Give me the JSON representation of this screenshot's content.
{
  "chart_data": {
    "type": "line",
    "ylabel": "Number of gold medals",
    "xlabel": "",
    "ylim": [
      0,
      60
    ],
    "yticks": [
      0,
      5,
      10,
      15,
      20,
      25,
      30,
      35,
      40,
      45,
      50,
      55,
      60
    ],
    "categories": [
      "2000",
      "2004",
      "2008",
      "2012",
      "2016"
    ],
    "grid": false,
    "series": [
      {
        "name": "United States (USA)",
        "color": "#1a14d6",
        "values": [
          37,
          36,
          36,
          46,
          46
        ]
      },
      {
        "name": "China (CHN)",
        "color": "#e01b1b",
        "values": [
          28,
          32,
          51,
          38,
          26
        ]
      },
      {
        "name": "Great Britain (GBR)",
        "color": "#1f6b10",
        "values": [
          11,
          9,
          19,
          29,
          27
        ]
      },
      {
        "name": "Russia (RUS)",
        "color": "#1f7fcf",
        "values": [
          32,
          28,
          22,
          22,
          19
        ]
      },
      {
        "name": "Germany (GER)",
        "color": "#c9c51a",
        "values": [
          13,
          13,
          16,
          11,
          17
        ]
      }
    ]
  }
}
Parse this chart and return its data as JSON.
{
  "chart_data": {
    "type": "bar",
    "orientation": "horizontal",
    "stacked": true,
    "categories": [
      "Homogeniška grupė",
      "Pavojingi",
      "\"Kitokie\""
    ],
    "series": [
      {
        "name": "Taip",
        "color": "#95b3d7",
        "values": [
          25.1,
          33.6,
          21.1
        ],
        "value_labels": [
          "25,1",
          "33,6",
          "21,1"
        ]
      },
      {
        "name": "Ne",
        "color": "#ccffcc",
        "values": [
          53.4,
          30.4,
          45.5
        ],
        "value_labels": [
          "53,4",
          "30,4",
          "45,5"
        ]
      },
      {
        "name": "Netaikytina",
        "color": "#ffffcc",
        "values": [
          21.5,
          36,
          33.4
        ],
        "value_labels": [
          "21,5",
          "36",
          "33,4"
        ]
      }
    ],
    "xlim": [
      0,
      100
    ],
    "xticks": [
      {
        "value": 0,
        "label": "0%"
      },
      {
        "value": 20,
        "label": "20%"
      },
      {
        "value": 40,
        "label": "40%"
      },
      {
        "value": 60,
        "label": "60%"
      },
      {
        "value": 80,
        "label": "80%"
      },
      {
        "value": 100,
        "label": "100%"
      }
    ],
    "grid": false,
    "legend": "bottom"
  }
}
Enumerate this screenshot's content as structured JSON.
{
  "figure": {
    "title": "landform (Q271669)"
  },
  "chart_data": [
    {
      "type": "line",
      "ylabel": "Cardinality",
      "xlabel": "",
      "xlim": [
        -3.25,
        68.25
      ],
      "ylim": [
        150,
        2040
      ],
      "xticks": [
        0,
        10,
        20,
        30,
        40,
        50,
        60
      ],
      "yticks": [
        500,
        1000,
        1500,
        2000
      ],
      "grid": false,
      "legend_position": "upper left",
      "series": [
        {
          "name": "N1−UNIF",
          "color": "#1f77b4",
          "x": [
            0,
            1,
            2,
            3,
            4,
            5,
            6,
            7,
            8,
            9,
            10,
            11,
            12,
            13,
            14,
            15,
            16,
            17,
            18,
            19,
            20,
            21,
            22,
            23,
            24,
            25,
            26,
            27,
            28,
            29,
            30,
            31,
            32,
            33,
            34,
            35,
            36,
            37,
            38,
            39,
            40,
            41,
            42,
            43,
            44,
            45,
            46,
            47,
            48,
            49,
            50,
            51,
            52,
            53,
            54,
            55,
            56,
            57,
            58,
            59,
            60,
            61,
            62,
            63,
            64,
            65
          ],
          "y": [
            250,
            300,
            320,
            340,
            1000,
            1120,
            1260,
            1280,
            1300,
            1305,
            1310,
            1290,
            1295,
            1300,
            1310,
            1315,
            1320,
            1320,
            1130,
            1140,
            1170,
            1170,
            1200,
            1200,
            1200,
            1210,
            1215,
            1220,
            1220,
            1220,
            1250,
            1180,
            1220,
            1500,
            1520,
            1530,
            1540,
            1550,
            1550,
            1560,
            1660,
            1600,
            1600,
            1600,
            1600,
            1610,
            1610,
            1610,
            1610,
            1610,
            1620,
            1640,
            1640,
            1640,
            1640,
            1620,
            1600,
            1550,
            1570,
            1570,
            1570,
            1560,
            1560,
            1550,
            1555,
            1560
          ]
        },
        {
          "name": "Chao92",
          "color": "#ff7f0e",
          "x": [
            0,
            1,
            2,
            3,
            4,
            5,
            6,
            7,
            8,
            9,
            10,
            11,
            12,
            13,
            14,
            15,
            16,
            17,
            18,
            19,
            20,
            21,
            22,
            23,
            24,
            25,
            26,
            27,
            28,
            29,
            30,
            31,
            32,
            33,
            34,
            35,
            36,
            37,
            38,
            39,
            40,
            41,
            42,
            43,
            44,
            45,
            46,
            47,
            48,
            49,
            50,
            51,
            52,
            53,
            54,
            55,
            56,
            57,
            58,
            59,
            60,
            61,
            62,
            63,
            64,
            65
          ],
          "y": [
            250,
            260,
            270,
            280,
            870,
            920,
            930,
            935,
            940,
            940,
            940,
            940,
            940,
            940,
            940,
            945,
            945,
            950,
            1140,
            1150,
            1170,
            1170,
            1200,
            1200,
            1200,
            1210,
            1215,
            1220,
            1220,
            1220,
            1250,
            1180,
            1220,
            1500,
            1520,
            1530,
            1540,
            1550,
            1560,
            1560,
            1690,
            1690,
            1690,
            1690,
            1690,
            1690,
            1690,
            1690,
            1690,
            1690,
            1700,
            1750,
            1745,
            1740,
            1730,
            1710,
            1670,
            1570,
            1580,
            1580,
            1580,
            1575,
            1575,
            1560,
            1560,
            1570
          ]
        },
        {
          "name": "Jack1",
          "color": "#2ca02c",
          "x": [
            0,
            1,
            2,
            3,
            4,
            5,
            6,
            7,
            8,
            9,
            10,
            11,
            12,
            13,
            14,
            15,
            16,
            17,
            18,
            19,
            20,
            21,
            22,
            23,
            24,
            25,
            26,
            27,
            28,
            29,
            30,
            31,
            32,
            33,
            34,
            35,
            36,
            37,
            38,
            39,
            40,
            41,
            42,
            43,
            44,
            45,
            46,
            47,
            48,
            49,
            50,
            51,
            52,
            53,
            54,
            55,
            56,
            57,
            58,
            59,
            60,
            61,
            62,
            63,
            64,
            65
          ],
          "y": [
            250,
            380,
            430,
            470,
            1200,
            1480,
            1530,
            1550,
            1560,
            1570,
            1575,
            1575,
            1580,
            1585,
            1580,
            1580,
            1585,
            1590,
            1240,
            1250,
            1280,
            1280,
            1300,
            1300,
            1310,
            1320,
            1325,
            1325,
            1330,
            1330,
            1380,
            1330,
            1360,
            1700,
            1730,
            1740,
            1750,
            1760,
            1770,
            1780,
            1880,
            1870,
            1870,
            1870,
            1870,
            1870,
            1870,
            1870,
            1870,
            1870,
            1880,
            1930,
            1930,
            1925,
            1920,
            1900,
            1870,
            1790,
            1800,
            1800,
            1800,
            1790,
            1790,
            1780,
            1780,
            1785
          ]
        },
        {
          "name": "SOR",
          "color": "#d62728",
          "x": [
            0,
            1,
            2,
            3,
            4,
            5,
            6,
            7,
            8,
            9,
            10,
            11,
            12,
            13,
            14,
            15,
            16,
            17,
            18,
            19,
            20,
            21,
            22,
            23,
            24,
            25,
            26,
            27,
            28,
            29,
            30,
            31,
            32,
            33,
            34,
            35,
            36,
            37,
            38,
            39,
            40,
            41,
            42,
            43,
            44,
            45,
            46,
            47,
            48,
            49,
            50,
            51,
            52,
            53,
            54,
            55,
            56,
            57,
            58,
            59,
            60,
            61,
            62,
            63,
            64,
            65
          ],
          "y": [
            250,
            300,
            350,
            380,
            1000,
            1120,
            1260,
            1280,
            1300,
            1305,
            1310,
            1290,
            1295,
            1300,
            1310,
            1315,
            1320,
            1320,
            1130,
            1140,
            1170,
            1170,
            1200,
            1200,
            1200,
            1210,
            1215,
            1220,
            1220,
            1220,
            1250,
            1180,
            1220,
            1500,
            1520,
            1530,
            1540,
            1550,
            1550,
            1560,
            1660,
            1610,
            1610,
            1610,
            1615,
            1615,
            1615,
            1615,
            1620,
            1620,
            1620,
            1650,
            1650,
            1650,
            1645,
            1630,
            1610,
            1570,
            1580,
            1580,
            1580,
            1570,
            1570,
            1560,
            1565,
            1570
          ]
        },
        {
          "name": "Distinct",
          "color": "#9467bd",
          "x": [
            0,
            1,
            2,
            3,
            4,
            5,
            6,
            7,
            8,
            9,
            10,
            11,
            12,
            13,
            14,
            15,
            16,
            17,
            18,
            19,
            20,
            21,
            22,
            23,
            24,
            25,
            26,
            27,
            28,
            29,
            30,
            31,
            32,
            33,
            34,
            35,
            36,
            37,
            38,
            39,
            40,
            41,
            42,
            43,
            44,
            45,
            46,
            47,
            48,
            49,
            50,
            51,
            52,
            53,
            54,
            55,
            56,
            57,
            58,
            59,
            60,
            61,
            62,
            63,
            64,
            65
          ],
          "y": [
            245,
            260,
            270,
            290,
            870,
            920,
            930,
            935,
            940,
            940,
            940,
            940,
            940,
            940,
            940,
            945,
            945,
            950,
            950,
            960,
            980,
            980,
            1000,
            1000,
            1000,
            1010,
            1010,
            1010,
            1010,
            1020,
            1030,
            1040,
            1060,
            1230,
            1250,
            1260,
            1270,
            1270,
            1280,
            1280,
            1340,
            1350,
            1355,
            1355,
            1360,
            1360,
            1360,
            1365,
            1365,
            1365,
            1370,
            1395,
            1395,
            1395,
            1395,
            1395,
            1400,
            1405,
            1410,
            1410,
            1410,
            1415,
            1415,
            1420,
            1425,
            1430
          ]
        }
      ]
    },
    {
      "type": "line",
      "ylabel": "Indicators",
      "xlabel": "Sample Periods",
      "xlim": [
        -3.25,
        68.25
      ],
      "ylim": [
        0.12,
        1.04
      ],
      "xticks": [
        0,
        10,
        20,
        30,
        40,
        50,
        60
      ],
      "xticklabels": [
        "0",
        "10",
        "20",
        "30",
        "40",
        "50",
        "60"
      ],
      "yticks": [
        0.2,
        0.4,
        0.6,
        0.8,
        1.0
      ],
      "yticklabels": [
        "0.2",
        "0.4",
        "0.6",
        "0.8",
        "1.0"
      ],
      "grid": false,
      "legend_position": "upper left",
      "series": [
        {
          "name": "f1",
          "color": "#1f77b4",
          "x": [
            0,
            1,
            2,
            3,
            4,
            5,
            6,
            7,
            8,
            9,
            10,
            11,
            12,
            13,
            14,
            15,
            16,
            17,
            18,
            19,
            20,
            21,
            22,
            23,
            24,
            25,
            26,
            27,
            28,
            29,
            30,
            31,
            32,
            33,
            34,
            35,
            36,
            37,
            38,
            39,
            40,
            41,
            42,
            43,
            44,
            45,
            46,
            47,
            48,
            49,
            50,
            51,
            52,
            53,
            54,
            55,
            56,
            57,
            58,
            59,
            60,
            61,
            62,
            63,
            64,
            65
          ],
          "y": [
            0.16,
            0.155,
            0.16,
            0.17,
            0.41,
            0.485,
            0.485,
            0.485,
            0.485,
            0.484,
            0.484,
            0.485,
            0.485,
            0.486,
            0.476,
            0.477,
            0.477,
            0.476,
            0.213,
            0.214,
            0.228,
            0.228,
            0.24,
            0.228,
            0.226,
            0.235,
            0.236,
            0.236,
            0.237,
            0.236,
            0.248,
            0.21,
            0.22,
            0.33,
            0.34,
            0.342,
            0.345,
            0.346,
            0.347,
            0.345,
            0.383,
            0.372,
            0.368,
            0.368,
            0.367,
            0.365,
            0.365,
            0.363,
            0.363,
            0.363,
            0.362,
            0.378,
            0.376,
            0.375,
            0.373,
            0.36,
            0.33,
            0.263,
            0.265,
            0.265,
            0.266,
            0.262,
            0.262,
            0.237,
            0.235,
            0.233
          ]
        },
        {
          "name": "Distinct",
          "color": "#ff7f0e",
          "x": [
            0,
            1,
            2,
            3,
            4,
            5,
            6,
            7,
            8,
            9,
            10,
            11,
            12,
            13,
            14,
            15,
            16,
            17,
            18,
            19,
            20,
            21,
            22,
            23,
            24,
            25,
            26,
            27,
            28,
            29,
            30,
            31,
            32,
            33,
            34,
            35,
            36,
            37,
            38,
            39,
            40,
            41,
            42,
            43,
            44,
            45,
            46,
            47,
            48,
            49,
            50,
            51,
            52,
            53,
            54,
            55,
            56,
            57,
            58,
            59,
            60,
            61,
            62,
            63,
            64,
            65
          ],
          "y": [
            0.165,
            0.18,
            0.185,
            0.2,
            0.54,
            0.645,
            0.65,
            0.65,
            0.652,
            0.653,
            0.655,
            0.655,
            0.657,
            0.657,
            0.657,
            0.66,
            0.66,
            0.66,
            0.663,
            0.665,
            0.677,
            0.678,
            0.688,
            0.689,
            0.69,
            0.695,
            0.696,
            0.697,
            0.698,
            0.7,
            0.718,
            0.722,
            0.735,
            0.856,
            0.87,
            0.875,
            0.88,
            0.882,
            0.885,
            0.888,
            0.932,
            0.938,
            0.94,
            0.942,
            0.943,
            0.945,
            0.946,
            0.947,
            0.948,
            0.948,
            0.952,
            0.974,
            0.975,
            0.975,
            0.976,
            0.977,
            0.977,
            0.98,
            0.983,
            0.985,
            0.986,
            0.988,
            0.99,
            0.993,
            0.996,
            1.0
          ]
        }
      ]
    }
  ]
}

**EXERCISE OBJECTIVE**. Show every line in the entries where the string "ylabel" occurs.

**RESULT FOR THIS TASK**.
    "ylabel": "Number of gold medals",
      "ylabel": "Cardinality",
      "ylabel": "Indicators",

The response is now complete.